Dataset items
[start]
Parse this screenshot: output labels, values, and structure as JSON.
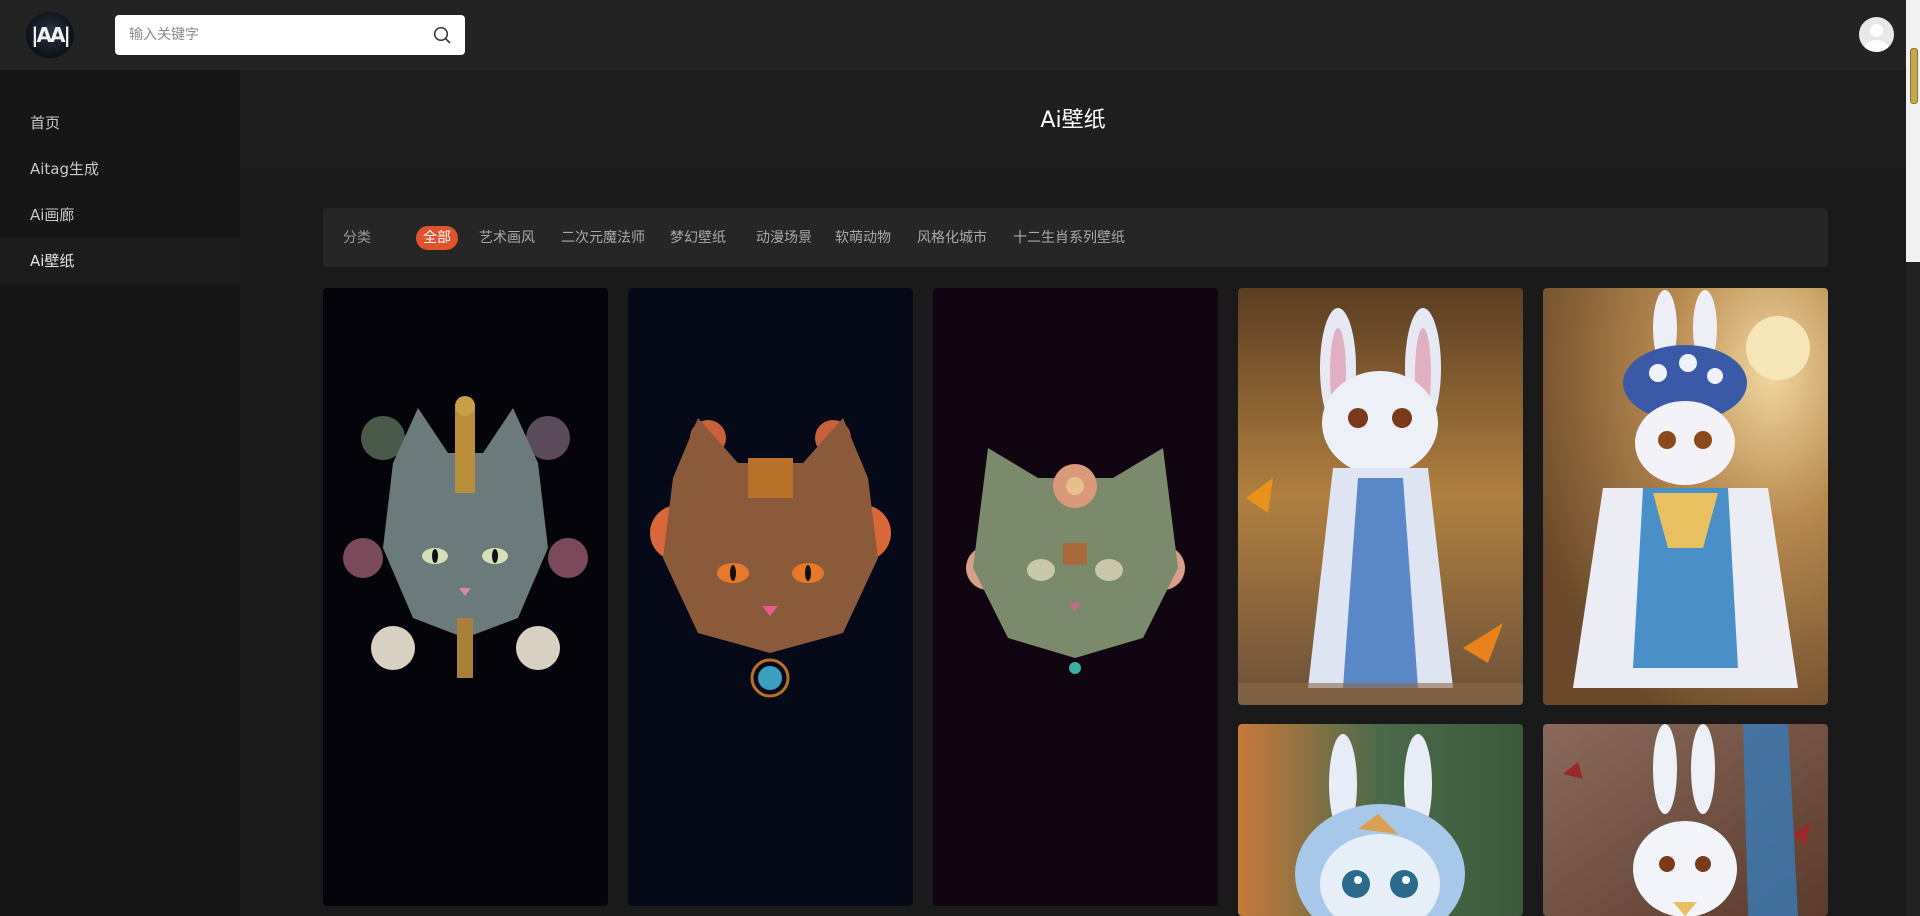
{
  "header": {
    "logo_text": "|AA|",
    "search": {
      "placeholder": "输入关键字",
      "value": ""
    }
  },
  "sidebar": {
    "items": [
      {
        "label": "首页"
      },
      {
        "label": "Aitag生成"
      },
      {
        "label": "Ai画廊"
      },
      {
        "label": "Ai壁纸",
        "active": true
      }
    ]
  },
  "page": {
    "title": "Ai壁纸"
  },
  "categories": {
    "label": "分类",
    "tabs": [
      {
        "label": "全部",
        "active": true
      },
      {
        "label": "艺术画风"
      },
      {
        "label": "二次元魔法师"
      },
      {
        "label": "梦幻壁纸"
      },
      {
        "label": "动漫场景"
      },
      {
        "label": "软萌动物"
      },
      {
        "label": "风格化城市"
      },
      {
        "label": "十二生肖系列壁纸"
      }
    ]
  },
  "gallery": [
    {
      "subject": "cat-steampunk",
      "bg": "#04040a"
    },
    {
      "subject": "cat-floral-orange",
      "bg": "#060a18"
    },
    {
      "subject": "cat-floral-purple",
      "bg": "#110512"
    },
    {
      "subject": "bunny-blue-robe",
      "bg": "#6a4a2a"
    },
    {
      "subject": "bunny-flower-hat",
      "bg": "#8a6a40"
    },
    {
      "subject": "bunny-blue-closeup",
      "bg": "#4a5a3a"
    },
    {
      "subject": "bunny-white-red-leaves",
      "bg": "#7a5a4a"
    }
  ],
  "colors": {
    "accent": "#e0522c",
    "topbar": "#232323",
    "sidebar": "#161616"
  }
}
[end]
[start]
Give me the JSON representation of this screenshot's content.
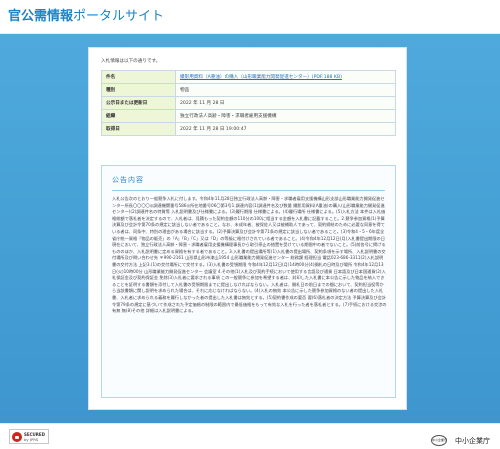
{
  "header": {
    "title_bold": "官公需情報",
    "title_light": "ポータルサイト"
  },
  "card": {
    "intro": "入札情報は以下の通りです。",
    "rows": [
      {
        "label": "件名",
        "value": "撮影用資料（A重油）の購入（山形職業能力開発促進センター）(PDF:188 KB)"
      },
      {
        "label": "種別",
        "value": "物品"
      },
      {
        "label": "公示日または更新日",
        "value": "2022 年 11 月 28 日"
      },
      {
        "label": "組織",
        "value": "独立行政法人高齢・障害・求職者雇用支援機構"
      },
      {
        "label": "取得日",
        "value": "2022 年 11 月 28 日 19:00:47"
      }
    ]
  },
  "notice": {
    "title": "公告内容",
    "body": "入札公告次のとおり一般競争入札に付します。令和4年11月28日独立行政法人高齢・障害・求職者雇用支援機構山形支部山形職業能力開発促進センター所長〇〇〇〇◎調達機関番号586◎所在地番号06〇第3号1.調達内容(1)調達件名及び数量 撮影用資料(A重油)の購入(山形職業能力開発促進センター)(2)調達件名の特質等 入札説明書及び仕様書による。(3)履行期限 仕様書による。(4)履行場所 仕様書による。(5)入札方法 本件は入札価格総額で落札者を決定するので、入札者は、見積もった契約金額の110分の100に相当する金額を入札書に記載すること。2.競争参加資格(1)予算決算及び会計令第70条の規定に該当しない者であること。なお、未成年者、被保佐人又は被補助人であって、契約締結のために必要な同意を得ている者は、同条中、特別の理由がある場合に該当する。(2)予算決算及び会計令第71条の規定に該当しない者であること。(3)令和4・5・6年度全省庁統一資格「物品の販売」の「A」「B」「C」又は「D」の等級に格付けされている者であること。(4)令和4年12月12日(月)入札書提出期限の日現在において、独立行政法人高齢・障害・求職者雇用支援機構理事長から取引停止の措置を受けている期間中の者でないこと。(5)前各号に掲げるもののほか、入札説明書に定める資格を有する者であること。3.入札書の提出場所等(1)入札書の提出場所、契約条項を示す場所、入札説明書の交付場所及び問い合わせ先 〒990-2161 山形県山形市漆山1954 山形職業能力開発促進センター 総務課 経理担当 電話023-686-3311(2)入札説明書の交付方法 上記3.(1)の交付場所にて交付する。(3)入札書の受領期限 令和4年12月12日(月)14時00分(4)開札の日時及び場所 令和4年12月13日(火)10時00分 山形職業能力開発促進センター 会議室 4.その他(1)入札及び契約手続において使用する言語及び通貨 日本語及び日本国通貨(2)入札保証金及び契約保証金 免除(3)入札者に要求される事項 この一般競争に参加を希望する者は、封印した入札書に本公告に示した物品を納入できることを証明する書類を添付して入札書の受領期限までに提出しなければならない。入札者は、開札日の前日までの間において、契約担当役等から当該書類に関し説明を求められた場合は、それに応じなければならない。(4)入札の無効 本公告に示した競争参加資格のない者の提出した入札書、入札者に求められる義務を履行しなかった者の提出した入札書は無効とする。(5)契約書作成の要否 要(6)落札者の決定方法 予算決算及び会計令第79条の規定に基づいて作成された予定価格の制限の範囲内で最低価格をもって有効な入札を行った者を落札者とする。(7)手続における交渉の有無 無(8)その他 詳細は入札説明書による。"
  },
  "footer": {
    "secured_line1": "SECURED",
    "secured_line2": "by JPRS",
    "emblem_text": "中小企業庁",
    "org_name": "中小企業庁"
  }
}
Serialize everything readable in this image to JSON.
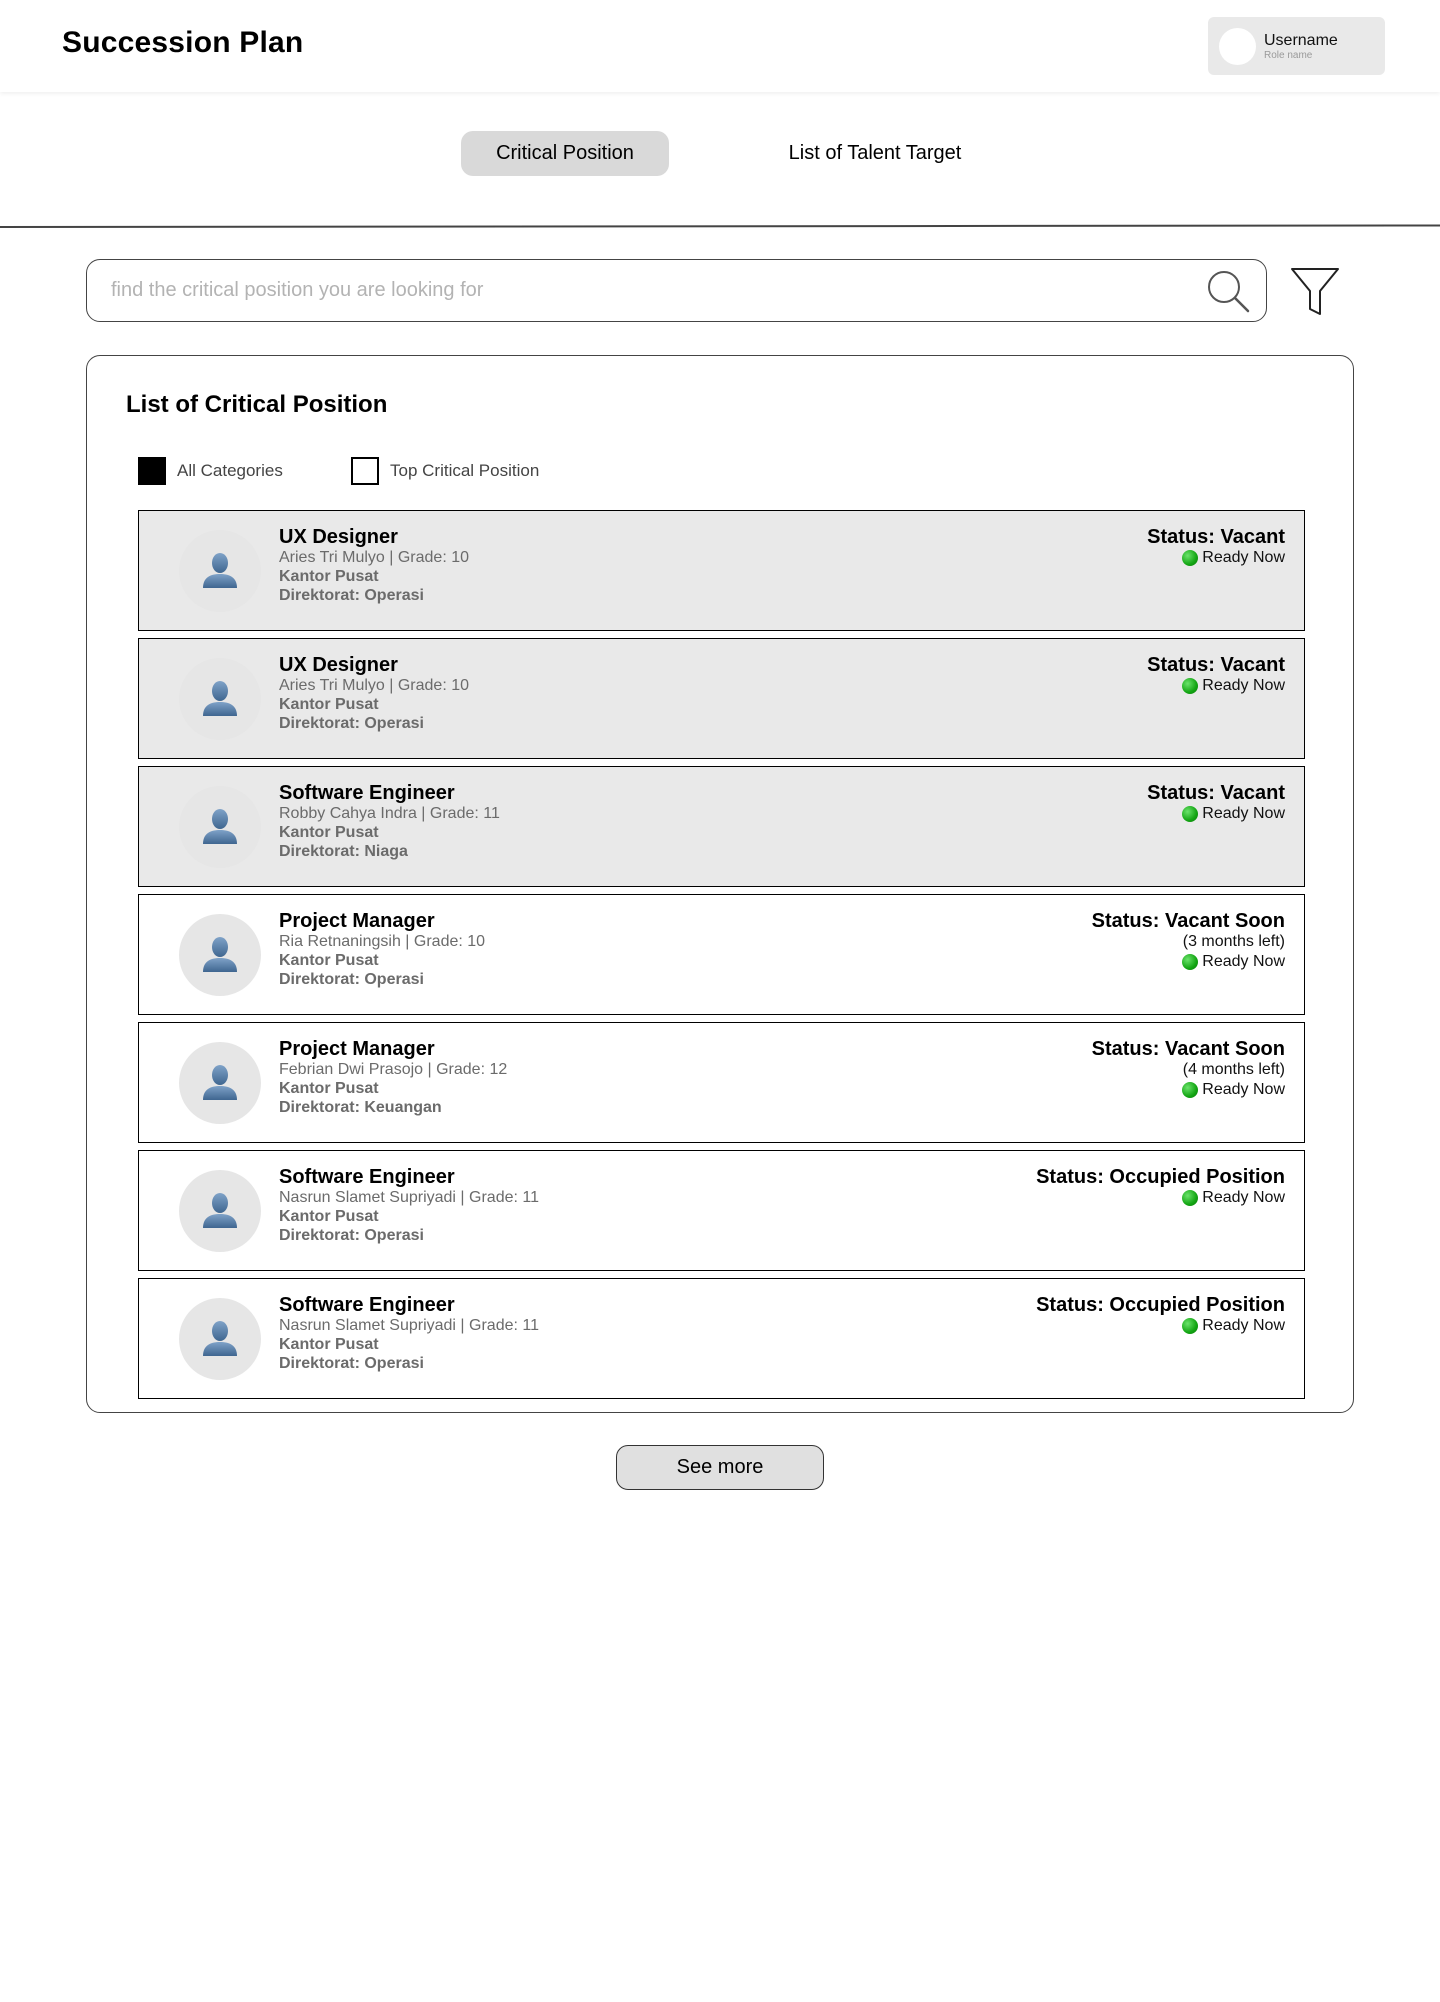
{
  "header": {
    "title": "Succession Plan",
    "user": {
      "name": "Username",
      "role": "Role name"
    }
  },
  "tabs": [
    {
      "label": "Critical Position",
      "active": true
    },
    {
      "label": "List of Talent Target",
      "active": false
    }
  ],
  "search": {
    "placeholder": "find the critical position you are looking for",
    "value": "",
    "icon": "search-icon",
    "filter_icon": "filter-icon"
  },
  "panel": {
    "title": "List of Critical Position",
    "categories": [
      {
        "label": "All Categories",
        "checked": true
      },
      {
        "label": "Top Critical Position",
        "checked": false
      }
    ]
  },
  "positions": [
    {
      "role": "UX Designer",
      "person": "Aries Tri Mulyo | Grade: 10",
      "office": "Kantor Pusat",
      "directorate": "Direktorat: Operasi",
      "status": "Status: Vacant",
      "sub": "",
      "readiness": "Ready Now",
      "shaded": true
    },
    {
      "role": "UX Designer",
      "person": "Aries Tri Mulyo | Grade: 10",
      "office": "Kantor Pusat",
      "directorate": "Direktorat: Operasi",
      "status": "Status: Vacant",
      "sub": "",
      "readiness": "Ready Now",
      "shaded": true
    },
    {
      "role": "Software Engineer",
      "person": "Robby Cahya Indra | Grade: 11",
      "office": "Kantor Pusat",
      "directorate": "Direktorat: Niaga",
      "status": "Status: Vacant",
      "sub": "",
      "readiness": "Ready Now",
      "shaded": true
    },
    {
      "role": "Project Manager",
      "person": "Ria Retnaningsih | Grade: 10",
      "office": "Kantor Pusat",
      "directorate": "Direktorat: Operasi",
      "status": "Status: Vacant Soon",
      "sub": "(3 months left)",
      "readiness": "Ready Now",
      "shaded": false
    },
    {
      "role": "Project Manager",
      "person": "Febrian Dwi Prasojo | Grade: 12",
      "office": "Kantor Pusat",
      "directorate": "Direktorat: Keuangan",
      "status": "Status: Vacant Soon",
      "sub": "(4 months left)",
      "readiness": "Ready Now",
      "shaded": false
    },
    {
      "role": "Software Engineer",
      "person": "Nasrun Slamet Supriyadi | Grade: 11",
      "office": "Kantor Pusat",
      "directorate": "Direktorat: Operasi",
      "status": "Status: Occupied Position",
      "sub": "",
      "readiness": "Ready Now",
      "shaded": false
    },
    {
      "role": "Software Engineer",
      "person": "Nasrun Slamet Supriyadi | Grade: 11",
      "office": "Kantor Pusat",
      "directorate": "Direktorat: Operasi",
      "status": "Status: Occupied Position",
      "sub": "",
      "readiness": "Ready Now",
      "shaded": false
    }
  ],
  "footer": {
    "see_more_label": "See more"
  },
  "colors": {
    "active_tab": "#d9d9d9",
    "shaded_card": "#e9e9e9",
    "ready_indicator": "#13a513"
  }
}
[end]
[start]
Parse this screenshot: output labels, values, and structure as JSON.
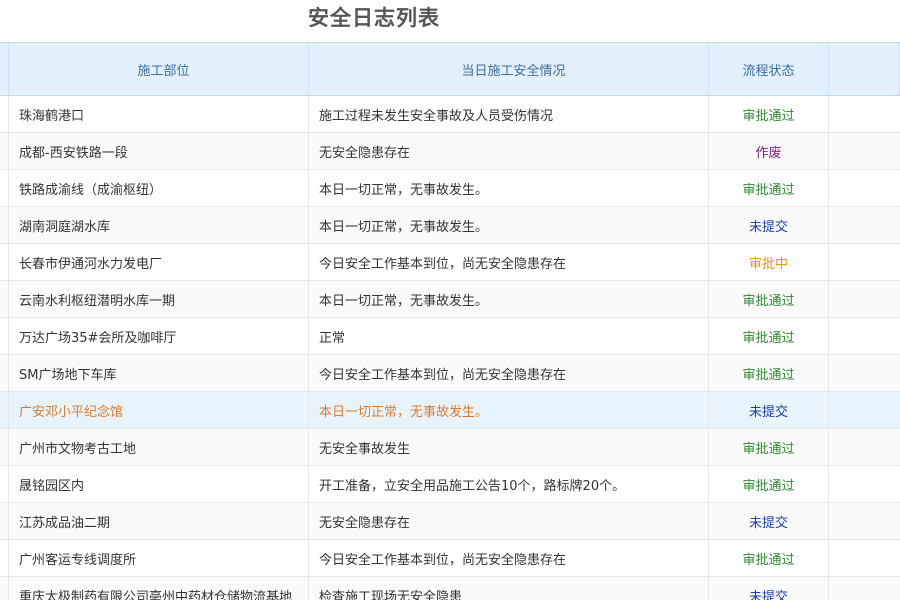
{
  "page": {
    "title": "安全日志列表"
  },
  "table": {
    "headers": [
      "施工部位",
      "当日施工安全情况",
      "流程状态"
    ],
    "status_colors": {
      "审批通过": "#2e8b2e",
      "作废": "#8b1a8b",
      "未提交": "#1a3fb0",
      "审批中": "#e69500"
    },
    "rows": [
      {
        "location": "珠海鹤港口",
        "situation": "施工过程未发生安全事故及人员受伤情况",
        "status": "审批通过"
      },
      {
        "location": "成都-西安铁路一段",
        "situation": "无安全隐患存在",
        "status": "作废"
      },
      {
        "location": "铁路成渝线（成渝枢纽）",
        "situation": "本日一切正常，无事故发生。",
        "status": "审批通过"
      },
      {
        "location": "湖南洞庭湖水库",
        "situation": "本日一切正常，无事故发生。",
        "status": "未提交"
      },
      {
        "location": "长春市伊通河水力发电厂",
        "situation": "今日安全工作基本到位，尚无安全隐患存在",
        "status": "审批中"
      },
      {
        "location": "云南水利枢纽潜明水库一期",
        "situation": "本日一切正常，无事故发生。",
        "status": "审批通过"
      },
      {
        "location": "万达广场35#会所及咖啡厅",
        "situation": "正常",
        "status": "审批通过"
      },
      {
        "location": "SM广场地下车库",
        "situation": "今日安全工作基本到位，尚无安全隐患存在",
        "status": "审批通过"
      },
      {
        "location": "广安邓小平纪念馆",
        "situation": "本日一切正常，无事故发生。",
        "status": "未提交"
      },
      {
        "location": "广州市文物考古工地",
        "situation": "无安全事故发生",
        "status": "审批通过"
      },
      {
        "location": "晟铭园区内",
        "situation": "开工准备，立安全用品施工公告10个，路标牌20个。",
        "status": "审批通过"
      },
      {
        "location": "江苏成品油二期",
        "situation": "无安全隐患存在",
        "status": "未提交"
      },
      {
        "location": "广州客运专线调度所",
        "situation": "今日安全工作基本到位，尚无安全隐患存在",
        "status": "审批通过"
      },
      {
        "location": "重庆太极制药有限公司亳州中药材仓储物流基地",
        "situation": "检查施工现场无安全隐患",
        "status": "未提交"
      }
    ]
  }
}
[end]
The exercise:
Gather all lines of the records that include the word "List".

Written answer:
      "label": "List of Talent Target",
    "title": "List of Critical Position",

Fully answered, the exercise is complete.